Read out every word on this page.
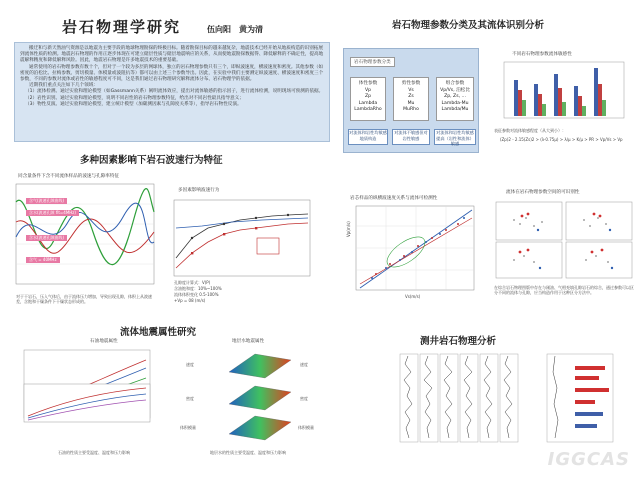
岩石物理学研究	伍向阳　黄为清

搬迁和与新天然油气资源是以地震为主要手段的地球物理勘探的终极目标。随着勘探目标的越来越复杂，地震技术已经开始从地质构造的识别拓展到流体性质的检测。地震岩石物理的作用正逐步体现在可建立储层性质与储层地震响应的关系，从而使地震勘探数据得、降低解释的不确定性，提高地震解释精度和降低解释风险。因此，地震岩石物理是许多地震技术的重要基础。

通常使用的岩石物理参数有数十个，但对于一个较为多层的网球体，独立的岩石物理参数只有三个，即纵波速度，横波速度和密度。其他参数（如密度的泊松比、拉梅参数、剪切模量、体模量或波阻抗等）都可以由上述三个参数导出。因此，在实验中我们主要测定纵波速度、横波速度和密度三个参数，不同的参数对流体或岩性的敏感程度可不同，这是我们通过岩石物理研究解释流体分布、岩石物理学的依据。

近期我们重点关注如下几个领域：

（1）流体检测。通过实验和理论模型（如Gassmann关系）阐明流体效应，提出对流体敏感的指示因子，进行流体检测，说明现场可预测的依据。

（2）岩性识别。通过实验和理论模型，说明不同岩性的岩石物理参数特征，给出对不同岩性最具指导意义；

（3）物性反演。通过实验和理论模型，建立统计模型（加碳测因素与孔隙度关系等），指导岩石物性反演。

多种因素影响下岩石波速行为特征
同含量条件下含不同流体样品的波速与孔隙率特征
含气(波速孔隙曲线)
含水(波速孔隙 fit=4MHz)
含水(波速孔隙曲线)
含气 = 40MHz
对于干岩石，压入气体后，由于流体压力增加，导致出现孔隙，体积上从波速差，含饱和干燥条件下干燥状态形成的。
多因素影响波速行为
孔隙度计算式：V(P)
含油饱和度：10%~100%
流体体积变化 0.5-100%
+Vp = 08 (m/s)
流体地震属性研究
石油地震属性	地层水地震属性
速度
密度
体积模量
速度
密度
体积模量
石油的性质主要受温度、温度和压力影响	地层水的性质主要受温度、温度和压力影响
岩石物理参数分类及其流体识别分析
岩石物理参数分类
体性参数
Vp
Zp
Lambda
LambdaRho
剪性参数
Vs
Zs
Mu
MuRho
组合参数
Vp/Vs, 泊松比
Zp, Zs, ...
Lambda-Mu
Lambda/Mu
对流体和岩性均敏感地质构造
对流体不敏感但对岩性敏感
对流体和岩性均敏感提高（岩性和流体）敏感
不同岩石物理参数流体敏感性
表征参数对流体敏感程度（从大到小）：
(Zp)2 - 2.15(Zs)2 > (λ·0.75μ) > λ/μ > K/μ > PR > Vp/Vs > Vp
岩芯样品的纵横波速度关系与流体可检测性
Vp(m/s)
Vs(m/s)
流体在岩石物理参数空间的可识别性
在综合岩石物理图版中存在与刚油、气相充填孔隙岩石的综合，通过参数可以区分不同的流体与孔隙，应当构造作用于这种区分方法中。
测井岩石物理分析
IGGCAS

= TASK =
Track down every line with the word "通过实验和理论模型" and copy it.

= WORKED ANSWER =
（1）流体检测。通过实验和理论模型（如Gassmann关系）阐明流体效应，提出对流体敏感的指示因子，进行流体检测，说明现场可预测的依据。
（2）岩性识别。通过实验和理论模型，说明不同岩性的岩石物理参数特征，给出对不同岩性最具指导意义；
（3）物性反演。通过实验和理论模型，建立统计模型（加碳测因素与孔隙度关系等），指导岩石物性反演。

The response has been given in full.